Task brief: Each entry needs to be restated exactly as written.

--- START ---

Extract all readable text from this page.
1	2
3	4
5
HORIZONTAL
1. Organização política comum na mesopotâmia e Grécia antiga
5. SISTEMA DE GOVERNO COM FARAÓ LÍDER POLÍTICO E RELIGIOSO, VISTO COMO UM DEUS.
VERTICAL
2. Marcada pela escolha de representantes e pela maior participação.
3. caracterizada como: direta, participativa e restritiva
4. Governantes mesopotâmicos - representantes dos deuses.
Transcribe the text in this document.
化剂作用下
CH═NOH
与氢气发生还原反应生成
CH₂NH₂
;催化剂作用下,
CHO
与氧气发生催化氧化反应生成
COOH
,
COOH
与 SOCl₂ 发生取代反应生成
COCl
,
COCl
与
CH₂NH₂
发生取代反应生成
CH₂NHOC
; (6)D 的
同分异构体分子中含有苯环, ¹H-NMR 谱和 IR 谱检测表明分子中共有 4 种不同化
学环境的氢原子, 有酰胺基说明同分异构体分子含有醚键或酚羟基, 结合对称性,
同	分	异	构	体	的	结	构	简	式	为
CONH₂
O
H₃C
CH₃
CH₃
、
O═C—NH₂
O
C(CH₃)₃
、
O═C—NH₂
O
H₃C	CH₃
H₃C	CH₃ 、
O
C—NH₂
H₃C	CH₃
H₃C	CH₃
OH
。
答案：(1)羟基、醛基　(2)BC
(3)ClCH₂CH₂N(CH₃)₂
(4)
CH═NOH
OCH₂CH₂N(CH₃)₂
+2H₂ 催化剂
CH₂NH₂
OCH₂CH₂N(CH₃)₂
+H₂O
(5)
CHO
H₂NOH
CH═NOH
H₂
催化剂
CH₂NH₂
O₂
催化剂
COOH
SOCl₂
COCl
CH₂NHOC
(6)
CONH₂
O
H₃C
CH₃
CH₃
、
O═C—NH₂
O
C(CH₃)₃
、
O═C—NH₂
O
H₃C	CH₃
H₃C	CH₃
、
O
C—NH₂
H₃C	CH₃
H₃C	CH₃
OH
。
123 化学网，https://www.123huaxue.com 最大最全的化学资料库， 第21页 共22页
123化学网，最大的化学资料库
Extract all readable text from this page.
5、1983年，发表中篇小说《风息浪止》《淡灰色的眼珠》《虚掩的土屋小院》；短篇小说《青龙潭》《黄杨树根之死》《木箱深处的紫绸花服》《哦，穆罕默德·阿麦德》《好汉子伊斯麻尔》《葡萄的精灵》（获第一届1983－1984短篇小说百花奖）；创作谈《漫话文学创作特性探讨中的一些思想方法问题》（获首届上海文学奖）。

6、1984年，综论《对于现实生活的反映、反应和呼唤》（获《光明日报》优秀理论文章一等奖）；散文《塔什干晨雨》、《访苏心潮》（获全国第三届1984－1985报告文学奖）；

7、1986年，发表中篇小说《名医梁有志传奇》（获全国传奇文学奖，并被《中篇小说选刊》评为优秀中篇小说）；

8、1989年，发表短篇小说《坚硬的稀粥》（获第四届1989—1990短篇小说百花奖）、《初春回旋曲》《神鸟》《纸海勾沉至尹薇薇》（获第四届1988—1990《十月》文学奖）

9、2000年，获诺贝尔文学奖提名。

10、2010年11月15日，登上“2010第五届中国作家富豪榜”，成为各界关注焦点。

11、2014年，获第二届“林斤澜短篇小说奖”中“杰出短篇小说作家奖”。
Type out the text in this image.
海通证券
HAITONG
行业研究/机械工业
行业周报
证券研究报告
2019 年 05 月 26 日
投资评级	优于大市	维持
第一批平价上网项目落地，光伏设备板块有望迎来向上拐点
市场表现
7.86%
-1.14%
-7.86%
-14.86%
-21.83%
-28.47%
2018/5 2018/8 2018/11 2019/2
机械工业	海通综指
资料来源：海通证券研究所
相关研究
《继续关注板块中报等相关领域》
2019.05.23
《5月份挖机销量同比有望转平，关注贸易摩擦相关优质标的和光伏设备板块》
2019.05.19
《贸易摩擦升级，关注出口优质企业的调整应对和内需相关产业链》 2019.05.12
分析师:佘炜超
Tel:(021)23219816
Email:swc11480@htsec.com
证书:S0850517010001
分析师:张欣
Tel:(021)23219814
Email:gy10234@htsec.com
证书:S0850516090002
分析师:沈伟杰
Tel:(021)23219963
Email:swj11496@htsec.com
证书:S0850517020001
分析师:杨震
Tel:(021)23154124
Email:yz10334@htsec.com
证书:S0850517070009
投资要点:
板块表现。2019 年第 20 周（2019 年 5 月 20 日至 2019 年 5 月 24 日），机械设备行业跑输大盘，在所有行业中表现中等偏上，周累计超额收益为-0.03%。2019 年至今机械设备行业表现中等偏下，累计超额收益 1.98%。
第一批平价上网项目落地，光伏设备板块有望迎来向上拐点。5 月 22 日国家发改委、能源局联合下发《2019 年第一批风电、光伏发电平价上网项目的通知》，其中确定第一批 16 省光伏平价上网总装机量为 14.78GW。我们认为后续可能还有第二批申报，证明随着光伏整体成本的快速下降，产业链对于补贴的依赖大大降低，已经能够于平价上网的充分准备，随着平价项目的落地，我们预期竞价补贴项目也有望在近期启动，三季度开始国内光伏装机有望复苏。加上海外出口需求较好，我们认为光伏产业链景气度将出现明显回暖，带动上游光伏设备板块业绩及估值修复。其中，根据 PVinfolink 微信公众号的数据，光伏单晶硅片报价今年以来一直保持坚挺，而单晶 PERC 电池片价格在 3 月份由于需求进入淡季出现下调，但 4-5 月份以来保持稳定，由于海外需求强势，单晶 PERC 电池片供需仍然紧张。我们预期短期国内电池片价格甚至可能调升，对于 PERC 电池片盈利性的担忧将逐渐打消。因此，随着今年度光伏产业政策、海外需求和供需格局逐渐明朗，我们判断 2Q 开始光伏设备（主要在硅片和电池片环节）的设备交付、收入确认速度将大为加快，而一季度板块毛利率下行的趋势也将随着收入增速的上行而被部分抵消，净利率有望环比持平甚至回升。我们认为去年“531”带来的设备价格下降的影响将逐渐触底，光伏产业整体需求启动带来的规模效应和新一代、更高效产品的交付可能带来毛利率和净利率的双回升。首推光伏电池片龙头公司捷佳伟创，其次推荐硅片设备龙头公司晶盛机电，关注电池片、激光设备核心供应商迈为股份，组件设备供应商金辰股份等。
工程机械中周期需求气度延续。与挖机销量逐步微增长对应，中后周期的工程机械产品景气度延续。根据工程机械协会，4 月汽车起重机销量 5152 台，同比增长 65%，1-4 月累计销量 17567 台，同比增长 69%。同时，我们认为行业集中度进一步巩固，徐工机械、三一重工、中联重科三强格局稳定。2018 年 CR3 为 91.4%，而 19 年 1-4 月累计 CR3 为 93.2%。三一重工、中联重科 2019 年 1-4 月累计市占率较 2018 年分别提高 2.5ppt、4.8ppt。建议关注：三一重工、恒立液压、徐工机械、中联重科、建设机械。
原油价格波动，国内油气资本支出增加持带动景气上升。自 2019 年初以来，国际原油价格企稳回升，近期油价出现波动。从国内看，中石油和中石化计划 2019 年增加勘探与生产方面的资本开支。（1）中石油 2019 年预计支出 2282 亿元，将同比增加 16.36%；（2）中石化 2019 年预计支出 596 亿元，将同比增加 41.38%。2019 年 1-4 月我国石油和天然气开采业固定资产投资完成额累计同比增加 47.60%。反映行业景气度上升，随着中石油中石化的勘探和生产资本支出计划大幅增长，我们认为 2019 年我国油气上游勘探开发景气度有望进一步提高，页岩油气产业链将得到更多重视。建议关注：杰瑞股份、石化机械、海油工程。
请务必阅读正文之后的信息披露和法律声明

--- END ---

Final answer:
Extract all readable text from this page.
1	2
3	4
5
HORIZONTAL
1. Organização política comum na mesopotâmia e Grécia antiga
5. SISTEMA DE GOVERNO COM FARAÓ LÍDER POLÍTICO E RELIGIOSO, VISTO COMO UM DEUS.
VERTICAL
2. Marcada pela escolha de representantes e pela maior participação.
3. caracterizada como: direta, participativa e restritiva
4. Governantes mesopotâmicos - representantes dos deuses.
Transcribe the text in this document.
化剂作用下
CH═NOH
与氢气发生还原反应生成
CH₂NH₂
;催化剂作用下,
CHO
与氧气发生催化氧化反应生成
COOH
,
COOH
与 SOCl₂ 发生取代反应生成
COCl
,
COCl
与
CH₂NH₂
发生取代反应生成
CH₂NHOC
; (6)D 的
同分异构体分子中含有苯环, ¹H-NMR 谱和 IR 谱检测表明分子中共有 4 种不同化
学环境的氢原子, 有酰胺基说明同分异构体分子含有醚键或酚羟基, 结合对称性,
同	分	异	构	体	的	结	构	简	式	为
CONH₂
O
H₃C
CH₃
CH₃
、
O═C—NH₂
O
C(CH₃)₃
、
O═C—NH₂
O
H₃C	CH₃
H₃C	CH₃ 、
O
C—NH₂
H₃C	CH₃
H₃C	CH₃
OH
。
答案：(1)羟基、醛基　(2)BC
(3)ClCH₂CH₂N(CH₃)₂
(4)
CH═NOH
OCH₂CH₂N(CH₃)₂
+2H₂ 催化剂
CH₂NH₂
OCH₂CH₂N(CH₃)₂
+H₂O
(5)
CHO
H₂NOH
CH═NOH
H₂
催化剂
CH₂NH₂
O₂
催化剂
COOH
SOCl₂
COCl
CH₂NHOC
(6)
CONH₂
O
H₃C
CH₃
CH₃
、
O═C—NH₂
O
C(CH₃)₃
、
O═C—NH₂
O
H₃C	CH₃
H₃C	CH₃
、
O
C—NH₂
H₃C	CH₃
H₃C	CH₃
OH
。
123 化学网，https://www.123huaxue.com 最大最全的化学资料库， 第21页 共22页
123化学网，最大的化学资料库
Extract all readable text from this page.
5、1983年，发表中篇小说《风息浪止》《淡灰色的眼珠》《虚掩的土屋小院》；短篇小说《青龙潭》《黄杨树根之死》《木箱深处的紫绸花服》《哦，穆罕默德·阿麦德》《好汉子伊斯麻尔》《葡萄的精灵》（获第一届1983－1984短篇小说百花奖）；创作谈《漫话文学创作特性探讨中的一些思想方法问题》（获首届上海文学奖）。

6、1984年，综论《对于现实生活的反映、反应和呼唤》（获《光明日报》优秀理论文章一等奖）；散文《塔什干晨雨》、《访苏心潮》（获全国第三届1984－1985报告文学奖）；

7、1986年，发表中篇小说《名医梁有志传奇》（获全国传奇文学奖，并被《中篇小说选刊》评为优秀中篇小说）；

8、1989年，发表短篇小说《坚硬的稀粥》（获第四届1989—1990短篇小说百花奖）、《初春回旋曲》《神鸟》《纸海勾沉至尹薇薇》（获第四届1988—1990《十月》文学奖）

9、2000年，获诺贝尔文学奖提名。

10、2010年11月15日，登上“2010第五届中国作家富豪榜”，成为各界关注焦点。

11、2014年，获第二届“林斤澜短篇小说奖”中“杰出短篇小说作家奖”。
Type out the text in this image.
海通证券
HAITONG
行业研究/机械工业
行业周报
证券研究报告
2019 年 05 月 26 日
投资评级	优于大市	维持
第一批平价上网项目落地，光伏设备板块有望迎来向上拐点
市场表现
7.86%
-1.14%
-7.86%
-14.86%
-21.83%
-28.47%
2018/5 2018/8 2018/11 2019/2
机械工业	海通综指
资料来源：海通证券研究所
相关研究
《继续关注板块中报等相关领域》
2019.05.23
《5月份挖机销量同比有望转平，关注贸易摩擦相关优质标的和光伏设备板块》
2019.05.19
《贸易摩擦升级，关注出口优质企业的调整应对和内需相关产业链》 2019.05.12
分析师:佘炜超
Tel:(021)23219816
Email:swc11480@htsec.com
证书:S0850517010001
分析师:张欣
Tel:(021)23219814
Email:gy10234@htsec.com
证书:S0850516090002
分析师:沈伟杰
Tel:(021)23219963
Email:swj11496@htsec.com
证书:S0850517020001
分析师:杨震
Tel:(021)23154124
Email:yz10334@htsec.com
证书:S0850517070009
投资要点:
板块表现。2019 年第 20 周（2019 年 5 月 20 日至 2019 年 5 月 24 日），机械设备行业跑输大盘，在所有行业中表现中等偏上，周累计超额收益为-0.03%。2019 年至今机械设备行业表现中等偏下，累计超额收益 1.98%。
第一批平价上网项目落地，光伏设备板块有望迎来向上拐点。5 月 22 日国家发改委、能源局联合下发《2019 年第一批风电、光伏发电平价上网项目的通知》，其中确定第一批 16 省光伏平价上网总装机量为 14.78GW。我们认为后续可能还有第二批申报，证明随着光伏整体成本的快速下降，产业链对于补贴的依赖大大降低，已经能够于平价上网的充分准备，随着平价项目的落地，我们预期竞价补贴项目也有望在近期启动，三季度开始国内光伏装机有望复苏。加上海外出口需求较好，我们认为光伏产业链景气度将出现明显回暖，带动上游光伏设备板块业绩及估值修复。其中，根据 PVinfolink 微信公众号的数据，光伏单晶硅片报价今年以来一直保持坚挺，而单晶 PERC 电池片价格在 3 月份由于需求进入淡季出现下调，但 4-5 月份以来保持稳定，由于海外需求强势，单晶 PERC 电池片供需仍然紧张。我们预期短期国内电池片价格甚至可能调升，对于 PERC 电池片盈利性的担忧将逐渐打消。因此，随着今年度光伏产业政策、海外需求和供需格局逐渐明朗，我们判断 2Q 开始光伏设备（主要在硅片和电池片环节）的设备交付、收入确认速度将大为加快，而一季度板块毛利率下行的趋势也将随着收入增速的上行而被部分抵消，净利率有望环比持平甚至回升。我们认为去年“531”带来的设备价格下降的影响将逐渐触底，光伏产业整体需求启动带来的规模效应和新一代、更高效产品的交付可能带来毛利率和净利率的双回升。首推光伏电池片龙头公司捷佳伟创，其次推荐硅片设备龙头公司晶盛机电，关注电池片、激光设备核心供应商迈为股份，组件设备供应商金辰股份等。
工程机械中周期需求气度延续。与挖机销量逐步微增长对应，中后周期的工程机械产品景气度延续。根据工程机械协会，4 月汽车起重机销量 5152 台，同比增长 65%，1-4 月累计销量 17567 台，同比增长 69%。同时，我们认为行业集中度进一步巩固，徐工机械、三一重工、中联重科三强格局稳定。2018 年 CR3 为 91.4%，而 19 年 1-4 月累计 CR3 为 93.2%。三一重工、中联重科 2019 年 1-4 月累计市占率较 2018 年分别提高 2.5ppt、4.8ppt。建议关注：三一重工、恒立液压、徐工机械、中联重科、建设机械。
原油价格波动，国内油气资本支出增加持带动景气上升。自 2019 年初以来，国际原油价格企稳回升，近期油价出现波动。从国内看，中石油和中石化计划 2019 年增加勘探与生产方面的资本开支。（1）中石油 2019 年预计支出 2282 亿元，将同比增加 16.36%；（2）中石化 2019 年预计支出 596 亿元，将同比增加 41.38%。2019 年 1-4 月我国石油和天然气开采业固定资产投资完成额累计同比增加 47.60%。反映行业景气度上升，随着中石油中石化的勘探和生产资本支出计划大幅增长，我们认为 2019 年我国油气上游勘探开发景气度有望进一步提高，页岩油气产业链将得到更多重视。建议关注：杰瑞股份、石化机械、海油工程。
请务必阅读正文之后的信息披露和法律声明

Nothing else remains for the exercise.